-- start --

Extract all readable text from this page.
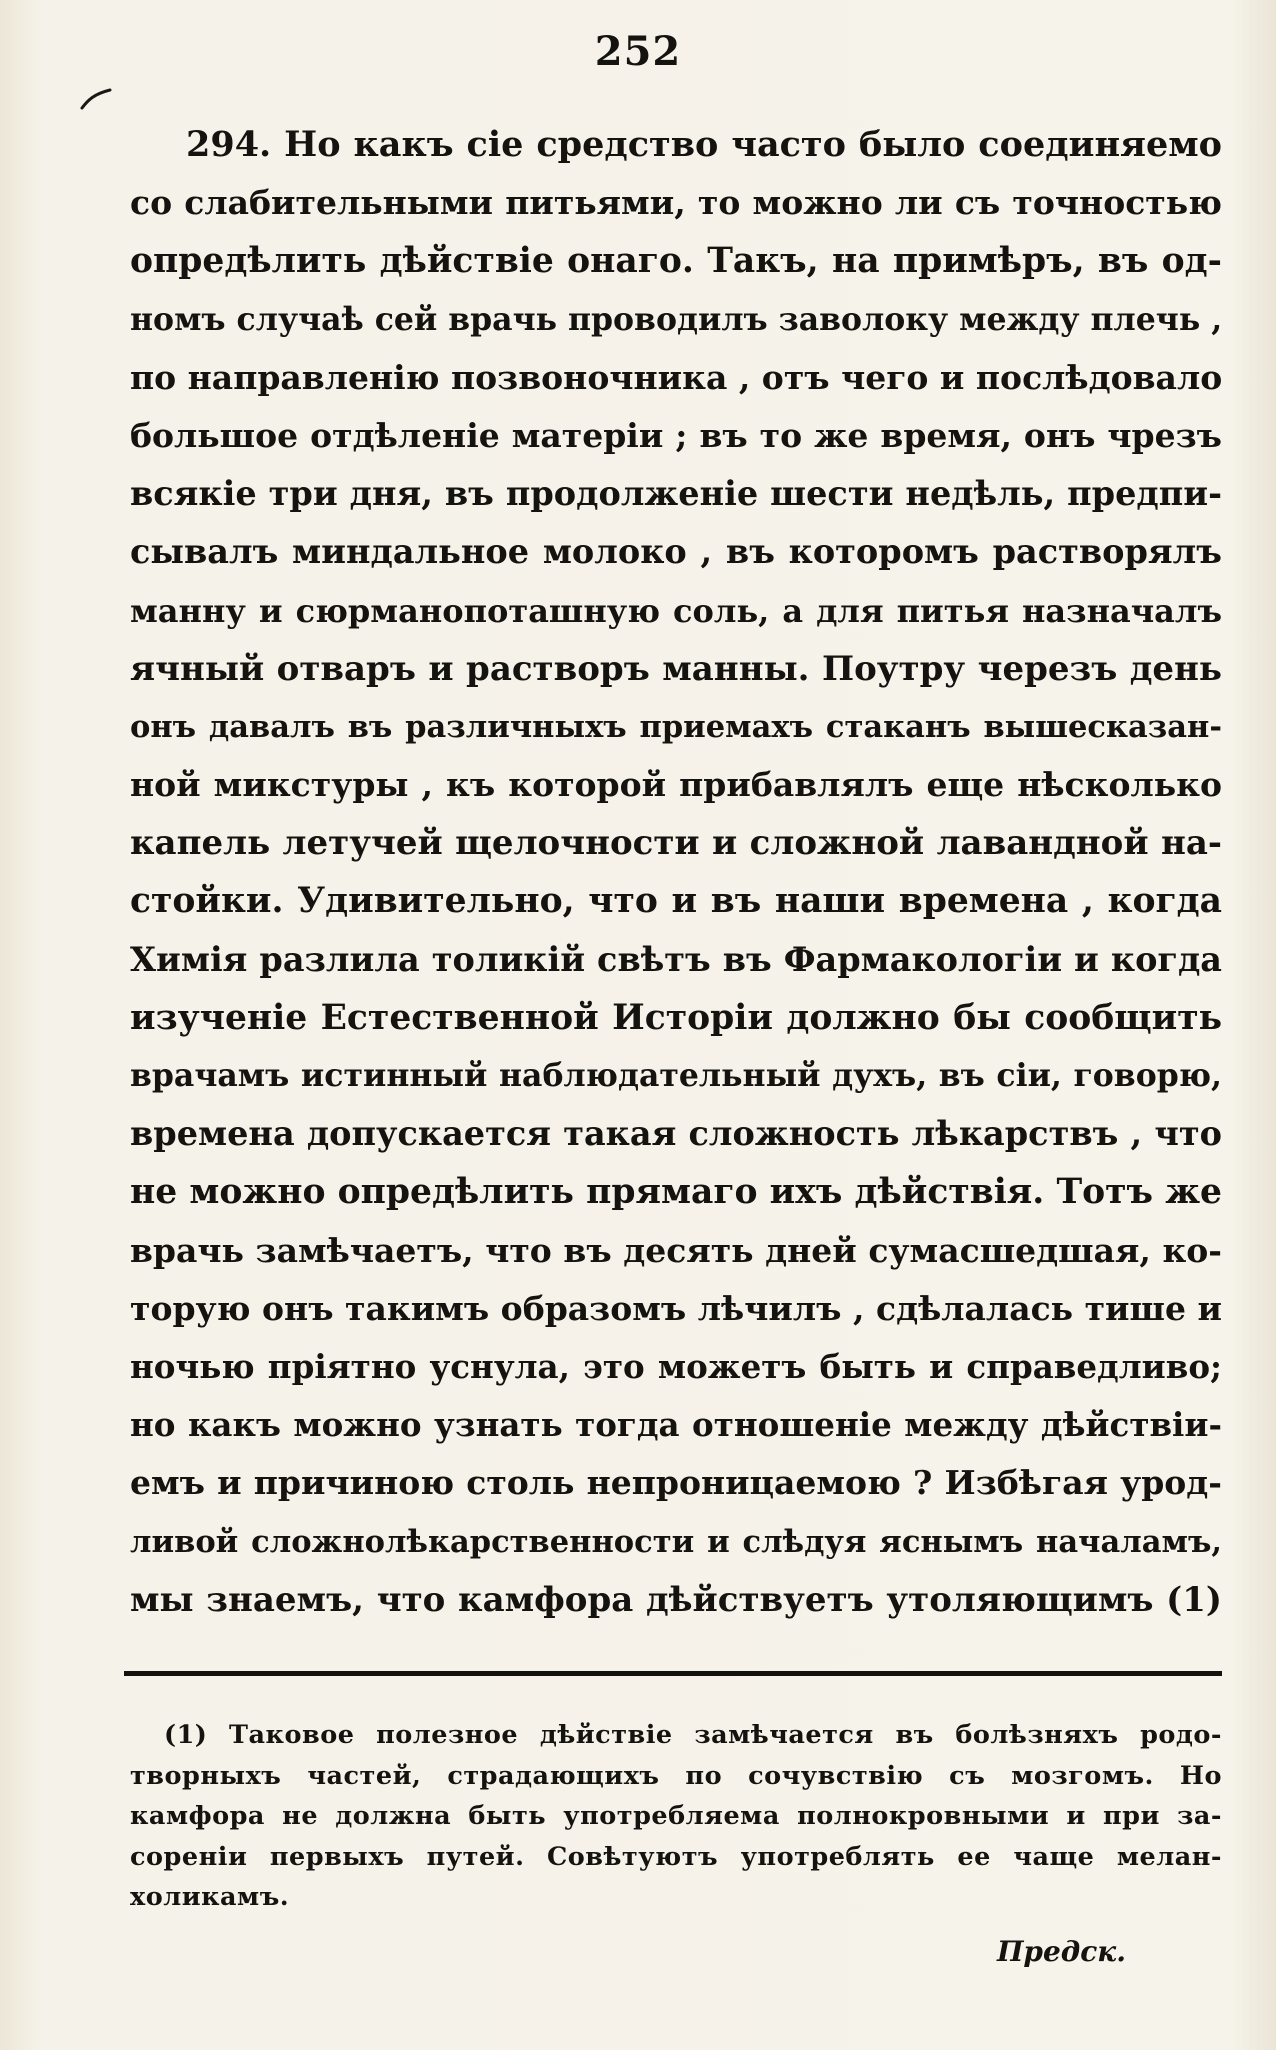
252
294. Но какъ сіе средство часто было соединяемо
со слабительными питьями, то можно ли съ точностью
опредѣлить дѣйствіе онаго. Такъ, на примѣръ, въ од-
номъ случаѣ сей врачь проводилъ заволоку между плечь ,
по направленію позвоночника , отъ чего и послѣдовало
большое отдѣленіе матеріи ; въ то же время, онъ чрезъ
всякіе три дня, въ продолженіе шести недѣль, предпи-
сывалъ миндальное молоко , въ которомъ растворялъ
манну и сюрманопоташную соль, а для питья назначалъ
ячный отваръ и растворъ манны. Поутру черезъ день
онъ давалъ въ различныхъ приемахъ стаканъ вышесказан-
ной микстуры , къ которой прибавлялъ еще нѣсколько
капель летучей щелочности и сложной лавандной на-
стойки. Удивительно, что и въ наши времена , когда
Химія разлила толикій свѣтъ въ Фармакологіи и когда
изученіе Естественной Исторіи должно бы сообщить
врачамъ истинный наблюдательный духъ, въ сіи, говорю,
времена допускается такая сложность лѣкарствъ , что
не можно опредѣлить прямаго ихъ дѣйствія. Тотъ же
врачь замѣчаетъ, что въ десять дней сумасшедшая, ко-
торую онъ такимъ образомъ лѣчилъ , сдѣлалась тише и
ночью пріятно уснула, это можетъ быть и справедливо;
но какъ можно узнать тогда отношеніе между дѣйствіи-
емъ и причиною столь непроницаемою ? Избѣгая урод-
ливой сложнолѣкарственности и слѣдуя яснымъ началамъ,
мы знаемъ, что камфора дѣйствуетъ утоляющимъ (1)
(1) Таковое полезное дѣйствіе замѣчается въ болѣзняхъ родо-
творныхъ частей, страдающихъ по сочувствію съ мозгомъ. Но
камфора не должна быть употребляема полнокровными и при за-
сореніи первыхъ путей. Совѣтуютъ употреблять ее чаще мелан-
холикамъ.
Предск.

-- end --

INSTRUCTIONS TO FOLLOW: Skip every picture and transcribe the data above exactly.

THE RESPONSE:
Extract all readable text from this page.
252
294. Но какъ сіе средство часто было соединяемо
со слабительными питьями, то можно ли съ точностью
опредѣлить дѣйствіе онаго. Такъ, на примѣръ, въ од-
номъ случаѣ сей врачь проводилъ заволоку между плечь ,
по направленію позвоночника , отъ чего и послѣдовало
большое отдѣленіе матеріи ; въ то же время, онъ чрезъ
всякіе три дня, въ продолженіе шести недѣль, предпи-
сывалъ миндальное молоко , въ которомъ растворялъ
манну и сюрманопоташную соль, а для питья назначалъ
ячный отваръ и растворъ манны. Поутру черезъ день
онъ давалъ въ различныхъ приемахъ стаканъ вышесказан-
ной микстуры , къ которой прибавлялъ еще нѣсколько
капель летучей щелочности и сложной лавандной на-
стойки. Удивительно, что и въ наши времена , когда
Химія разлила толикій свѣтъ въ Фармакологіи и когда
изученіе Естественной Исторіи должно бы сообщить
врачамъ истинный наблюдательный духъ, въ сіи, говорю,
времена допускается такая сложность лѣкарствъ , что
не можно опредѣлить прямаго ихъ дѣйствія. Тотъ же
врачь замѣчаетъ, что въ десять дней сумасшедшая, ко-
торую онъ такимъ образомъ лѣчилъ , сдѣлалась тише и
ночью пріятно уснула, это можетъ быть и справедливо;
но какъ можно узнать тогда отношеніе между дѣйствіи-
емъ и причиною столь непроницаемою ? Избѣгая урод-
ливой сложнолѣкарственности и слѣдуя яснымъ началамъ,
мы знаемъ, что камфора дѣйствуетъ утоляющимъ (1)
(1) Таковое полезное дѣйствіе замѣчается въ болѣзняхъ родо-
творныхъ частей, страдающихъ по сочувствію съ мозгомъ. Но
камфора не должна быть употребляема полнокровными и при за-
сореніи первыхъ путей. Совѣтуютъ употреблять ее чаще мелан-
холикамъ.
Предск.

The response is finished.